Exercise instructions: Answer with a single number: how many lines in the listing below include "color"?

Data section:
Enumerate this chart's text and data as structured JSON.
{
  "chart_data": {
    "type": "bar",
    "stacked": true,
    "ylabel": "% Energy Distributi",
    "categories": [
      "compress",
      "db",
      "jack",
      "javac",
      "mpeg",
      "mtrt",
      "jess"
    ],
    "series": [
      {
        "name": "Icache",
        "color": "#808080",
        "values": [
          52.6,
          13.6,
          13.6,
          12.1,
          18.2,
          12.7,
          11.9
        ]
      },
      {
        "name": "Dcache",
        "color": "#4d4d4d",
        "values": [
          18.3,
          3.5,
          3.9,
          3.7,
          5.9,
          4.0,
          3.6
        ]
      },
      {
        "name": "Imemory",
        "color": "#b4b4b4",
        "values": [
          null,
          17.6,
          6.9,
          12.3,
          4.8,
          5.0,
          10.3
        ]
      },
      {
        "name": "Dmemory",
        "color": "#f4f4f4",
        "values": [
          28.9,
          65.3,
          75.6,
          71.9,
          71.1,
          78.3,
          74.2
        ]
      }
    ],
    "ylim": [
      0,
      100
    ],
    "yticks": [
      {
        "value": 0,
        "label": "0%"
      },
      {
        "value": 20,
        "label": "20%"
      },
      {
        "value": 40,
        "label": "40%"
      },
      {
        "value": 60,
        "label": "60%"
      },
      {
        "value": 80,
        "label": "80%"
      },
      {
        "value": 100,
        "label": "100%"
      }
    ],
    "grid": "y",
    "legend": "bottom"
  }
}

Solution to the exercise: 4